┏━━

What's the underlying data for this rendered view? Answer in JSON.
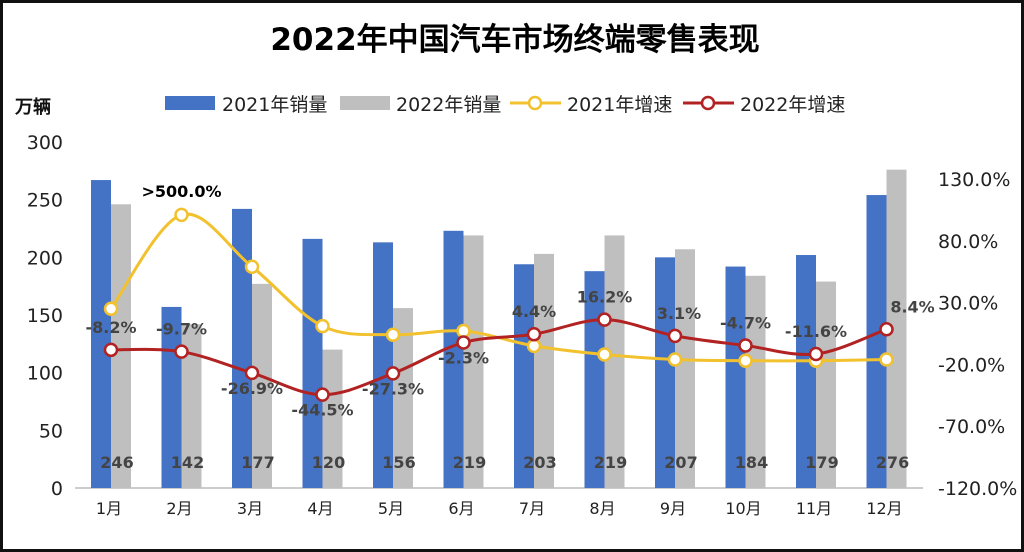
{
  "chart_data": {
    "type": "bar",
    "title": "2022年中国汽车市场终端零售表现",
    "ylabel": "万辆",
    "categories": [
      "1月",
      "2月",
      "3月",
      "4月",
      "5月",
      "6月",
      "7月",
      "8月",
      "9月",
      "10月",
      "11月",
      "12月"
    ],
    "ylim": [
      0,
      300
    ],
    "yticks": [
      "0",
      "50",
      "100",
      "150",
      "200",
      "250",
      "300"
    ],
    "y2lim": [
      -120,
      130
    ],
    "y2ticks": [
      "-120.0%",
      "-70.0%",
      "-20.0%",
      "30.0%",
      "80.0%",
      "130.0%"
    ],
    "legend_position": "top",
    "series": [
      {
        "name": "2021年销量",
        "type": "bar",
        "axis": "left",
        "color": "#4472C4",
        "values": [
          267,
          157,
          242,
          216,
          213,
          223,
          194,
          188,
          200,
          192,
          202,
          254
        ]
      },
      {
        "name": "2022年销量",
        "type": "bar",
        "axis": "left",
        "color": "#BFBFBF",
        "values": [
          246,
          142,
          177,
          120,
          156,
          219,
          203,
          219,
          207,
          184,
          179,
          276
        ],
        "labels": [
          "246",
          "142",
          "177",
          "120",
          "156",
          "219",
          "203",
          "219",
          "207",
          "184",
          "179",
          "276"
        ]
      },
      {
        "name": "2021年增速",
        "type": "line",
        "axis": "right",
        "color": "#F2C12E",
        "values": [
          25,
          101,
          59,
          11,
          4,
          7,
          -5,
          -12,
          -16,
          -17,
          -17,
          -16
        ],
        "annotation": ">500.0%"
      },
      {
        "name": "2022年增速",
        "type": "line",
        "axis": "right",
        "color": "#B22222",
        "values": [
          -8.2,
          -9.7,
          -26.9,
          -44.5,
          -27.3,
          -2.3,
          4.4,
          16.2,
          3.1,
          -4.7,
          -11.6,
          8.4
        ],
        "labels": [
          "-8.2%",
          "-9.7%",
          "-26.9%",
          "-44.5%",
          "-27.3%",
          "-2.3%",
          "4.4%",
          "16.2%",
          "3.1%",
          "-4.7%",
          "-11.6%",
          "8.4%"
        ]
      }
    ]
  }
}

┗━━

◆ **AIM**: Output all of the data exactly as it stands, minus any images.

◆ **RESPONSE TO THE EXERCISE**:
What's the underlying data for this rendered view? Answer in JSON.
{
  "chart_data": {
    "type": "bar",
    "title": "2022年中国汽车市场终端零售表现",
    "ylabel": "万辆",
    "categories": [
      "1月",
      "2月",
      "3月",
      "4月",
      "5月",
      "6月",
      "7月",
      "8月",
      "9月",
      "10月",
      "11月",
      "12月"
    ],
    "ylim": [
      0,
      300
    ],
    "yticks": [
      "0",
      "50",
      "100",
      "150",
      "200",
      "250",
      "300"
    ],
    "y2lim": [
      -120,
      130
    ],
    "y2ticks": [
      "-120.0%",
      "-70.0%",
      "-20.0%",
      "30.0%",
      "80.0%",
      "130.0%"
    ],
    "legend_position": "top",
    "series": [
      {
        "name": "2021年销量",
        "type": "bar",
        "axis": "left",
        "color": "#4472C4",
        "values": [
          267,
          157,
          242,
          216,
          213,
          223,
          194,
          188,
          200,
          192,
          202,
          254
        ]
      },
      {
        "name": "2022年销量",
        "type": "bar",
        "axis": "left",
        "color": "#BFBFBF",
        "values": [
          246,
          142,
          177,
          120,
          156,
          219,
          203,
          219,
          207,
          184,
          179,
          276
        ],
        "labels": [
          "246",
          "142",
          "177",
          "120",
          "156",
          "219",
          "203",
          "219",
          "207",
          "184",
          "179",
          "276"
        ]
      },
      {
        "name": "2021年增速",
        "type": "line",
        "axis": "right",
        "color": "#F2C12E",
        "values": [
          25,
          101,
          59,
          11,
          4,
          7,
          -5,
          -12,
          -16,
          -17,
          -17,
          -16
        ],
        "annotation": ">500.0%"
      },
      {
        "name": "2022年增速",
        "type": "line",
        "axis": "right",
        "color": "#B22222",
        "values": [
          -8.2,
          -9.7,
          -26.9,
          -44.5,
          -27.3,
          -2.3,
          4.4,
          16.2,
          3.1,
          -4.7,
          -11.6,
          8.4
        ],
        "labels": [
          "-8.2%",
          "-9.7%",
          "-26.9%",
          "-44.5%",
          "-27.3%",
          "-2.3%",
          "4.4%",
          "16.2%",
          "3.1%",
          "-4.7%",
          "-11.6%",
          "8.4%"
        ]
      }
    ]
  }
}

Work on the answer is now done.